Stored items from a collection:
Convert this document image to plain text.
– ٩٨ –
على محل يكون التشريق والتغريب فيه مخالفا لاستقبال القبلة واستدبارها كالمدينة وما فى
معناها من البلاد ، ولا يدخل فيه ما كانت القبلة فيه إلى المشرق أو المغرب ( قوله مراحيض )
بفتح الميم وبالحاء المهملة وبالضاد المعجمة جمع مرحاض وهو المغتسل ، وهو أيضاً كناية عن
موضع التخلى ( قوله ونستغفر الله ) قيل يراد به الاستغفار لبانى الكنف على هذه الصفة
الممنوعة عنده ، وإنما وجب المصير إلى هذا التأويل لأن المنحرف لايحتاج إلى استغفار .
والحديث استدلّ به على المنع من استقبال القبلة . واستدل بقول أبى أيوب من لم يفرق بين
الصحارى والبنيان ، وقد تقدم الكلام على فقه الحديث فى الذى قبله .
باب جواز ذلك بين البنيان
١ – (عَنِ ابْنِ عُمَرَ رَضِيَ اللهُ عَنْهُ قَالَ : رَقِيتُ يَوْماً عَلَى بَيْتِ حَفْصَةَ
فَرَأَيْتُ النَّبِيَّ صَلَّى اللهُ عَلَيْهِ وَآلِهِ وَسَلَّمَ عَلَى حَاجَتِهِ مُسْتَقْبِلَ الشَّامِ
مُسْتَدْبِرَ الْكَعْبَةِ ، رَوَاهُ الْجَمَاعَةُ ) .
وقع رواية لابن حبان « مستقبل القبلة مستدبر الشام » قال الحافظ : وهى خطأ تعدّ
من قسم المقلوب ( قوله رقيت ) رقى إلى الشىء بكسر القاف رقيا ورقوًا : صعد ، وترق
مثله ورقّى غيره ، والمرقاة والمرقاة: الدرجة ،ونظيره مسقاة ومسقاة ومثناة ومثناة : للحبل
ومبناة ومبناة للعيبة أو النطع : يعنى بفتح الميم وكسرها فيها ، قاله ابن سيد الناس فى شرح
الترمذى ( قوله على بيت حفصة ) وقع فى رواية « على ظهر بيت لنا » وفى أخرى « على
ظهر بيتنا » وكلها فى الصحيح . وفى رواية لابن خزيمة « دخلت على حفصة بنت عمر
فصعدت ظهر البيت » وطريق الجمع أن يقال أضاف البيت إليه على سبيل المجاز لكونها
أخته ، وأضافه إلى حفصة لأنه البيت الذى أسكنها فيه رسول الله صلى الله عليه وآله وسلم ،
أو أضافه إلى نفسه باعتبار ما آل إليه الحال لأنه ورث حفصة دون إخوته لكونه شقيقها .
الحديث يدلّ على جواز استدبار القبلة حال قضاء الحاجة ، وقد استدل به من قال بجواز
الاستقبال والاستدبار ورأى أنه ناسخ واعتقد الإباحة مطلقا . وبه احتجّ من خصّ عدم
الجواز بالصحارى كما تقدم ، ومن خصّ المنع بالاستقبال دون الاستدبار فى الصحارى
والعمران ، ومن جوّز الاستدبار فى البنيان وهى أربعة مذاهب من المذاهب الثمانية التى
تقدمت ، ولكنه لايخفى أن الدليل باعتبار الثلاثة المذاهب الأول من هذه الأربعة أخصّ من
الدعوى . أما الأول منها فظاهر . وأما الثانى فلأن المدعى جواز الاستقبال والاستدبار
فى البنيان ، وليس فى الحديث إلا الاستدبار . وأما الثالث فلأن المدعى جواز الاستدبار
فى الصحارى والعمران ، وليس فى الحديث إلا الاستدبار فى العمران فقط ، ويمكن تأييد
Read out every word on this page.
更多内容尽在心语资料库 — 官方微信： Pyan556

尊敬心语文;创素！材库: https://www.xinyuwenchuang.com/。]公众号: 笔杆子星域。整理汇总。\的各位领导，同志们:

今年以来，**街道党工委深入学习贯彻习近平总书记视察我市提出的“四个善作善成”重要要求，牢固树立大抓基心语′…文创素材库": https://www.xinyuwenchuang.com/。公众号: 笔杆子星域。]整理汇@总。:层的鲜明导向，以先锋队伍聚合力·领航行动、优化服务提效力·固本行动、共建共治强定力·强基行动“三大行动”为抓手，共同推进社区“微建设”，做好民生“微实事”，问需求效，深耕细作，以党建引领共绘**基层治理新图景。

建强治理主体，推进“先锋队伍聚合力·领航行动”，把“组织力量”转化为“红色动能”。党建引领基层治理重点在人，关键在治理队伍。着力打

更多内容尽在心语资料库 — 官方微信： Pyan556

- Exercise instructions -
Retype the records above exactly.

- Full solution -
Convert this document image to plain text.
– ٩٨ –
على محل يكون التشريق والتغريب فيه مخالفا لاستقبال القبلة واستدبارها كالمدينة وما فى
معناها من البلاد ، ولا يدخل فيه ما كانت القبلة فيه إلى المشرق أو المغرب ( قوله مراحيض )
بفتح الميم وبالحاء المهملة وبالضاد المعجمة جمع مرحاض وهو المغتسل ، وهو أيضاً كناية عن
موضع التخلى ( قوله ونستغفر الله ) قيل يراد به الاستغفار لبانى الكنف على هذه الصفة
الممنوعة عنده ، وإنما وجب المصير إلى هذا التأويل لأن المنحرف لايحتاج إلى استغفار .
والحديث استدلّ به على المنع من استقبال القبلة . واستدل بقول أبى أيوب من لم يفرق بين
الصحارى والبنيان ، وقد تقدم الكلام على فقه الحديث فى الذى قبله .
باب جواز ذلك بين البنيان
١ – (عَنِ ابْنِ عُمَرَ رَضِيَ اللهُ عَنْهُ قَالَ : رَقِيتُ يَوْماً عَلَى بَيْتِ حَفْصَةَ
فَرَأَيْتُ النَّبِيَّ صَلَّى اللهُ عَلَيْهِ وَآلِهِ وَسَلَّمَ عَلَى حَاجَتِهِ مُسْتَقْبِلَ الشَّامِ
مُسْتَدْبِرَ الْكَعْبَةِ ، رَوَاهُ الْجَمَاعَةُ ) .
وقع رواية لابن حبان « مستقبل القبلة مستدبر الشام » قال الحافظ : وهى خطأ تعدّ
من قسم المقلوب ( قوله رقيت ) رقى إلى الشىء بكسر القاف رقيا ورقوًا : صعد ، وترق
مثله ورقّى غيره ، والمرقاة والمرقاة: الدرجة ،ونظيره مسقاة ومسقاة ومثناة ومثناة : للحبل
ومبناة ومبناة للعيبة أو النطع : يعنى بفتح الميم وكسرها فيها ، قاله ابن سيد الناس فى شرح
الترمذى ( قوله على بيت حفصة ) وقع فى رواية « على ظهر بيت لنا » وفى أخرى « على
ظهر بيتنا » وكلها فى الصحيح . وفى رواية لابن خزيمة « دخلت على حفصة بنت عمر
فصعدت ظهر البيت » وطريق الجمع أن يقال أضاف البيت إليه على سبيل المجاز لكونها
أخته ، وأضافه إلى حفصة لأنه البيت الذى أسكنها فيه رسول الله صلى الله عليه وآله وسلم ،
أو أضافه إلى نفسه باعتبار ما آل إليه الحال لأنه ورث حفصة دون إخوته لكونه شقيقها .
الحديث يدلّ على جواز استدبار القبلة حال قضاء الحاجة ، وقد استدل به من قال بجواز
الاستقبال والاستدبار ورأى أنه ناسخ واعتقد الإباحة مطلقا . وبه احتجّ من خصّ عدم
الجواز بالصحارى كما تقدم ، ومن خصّ المنع بالاستقبال دون الاستدبار فى الصحارى
والعمران ، ومن جوّز الاستدبار فى البنيان وهى أربعة مذاهب من المذاهب الثمانية التى
تقدمت ، ولكنه لايخفى أن الدليل باعتبار الثلاثة المذاهب الأول من هذه الأربعة أخصّ من
الدعوى . أما الأول منها فظاهر . وأما الثانى فلأن المدعى جواز الاستقبال والاستدبار
فى البنيان ، وليس فى الحديث إلا الاستدبار . وأما الثالث فلأن المدعى جواز الاستدبار
فى الصحارى والعمران ، وليس فى الحديث إلا الاستدبار فى العمران فقط ، ويمكن تأييد
Read out every word on this page.
更多内容尽在心语资料库 — 官方微信： Pyan556

尊敬心语文;创素！材库: https://www.xinyuwenchuang.com/。]公众号: 笔杆子星域。整理汇总。\的各位领导，同志们:

今年以来，**街道党工委深入学习贯彻习近平总书记视察我市提出的“四个善作善成”重要要求，牢固树立大抓基心语′…文创素材库": https://www.xinyuwenchuang.com/。公众号: 笔杆子星域。]整理汇@总。:层的鲜明导向，以先锋队伍聚合力·领航行动、优化服务提效力·固本行动、共建共治强定力·强基行动“三大行动”为抓手，共同推进社区“微建设”，做好民生“微实事”，问需求效，深耕细作，以党建引领共绘**基层治理新图景。

建强治理主体，推进“先锋队伍聚合力·领航行动”，把“组织力量”转化为“红色动能”。党建引领基层治理重点在人，关键在治理队伍。着力打

更多内容尽在心语资料库 — 官方微信： Pyan556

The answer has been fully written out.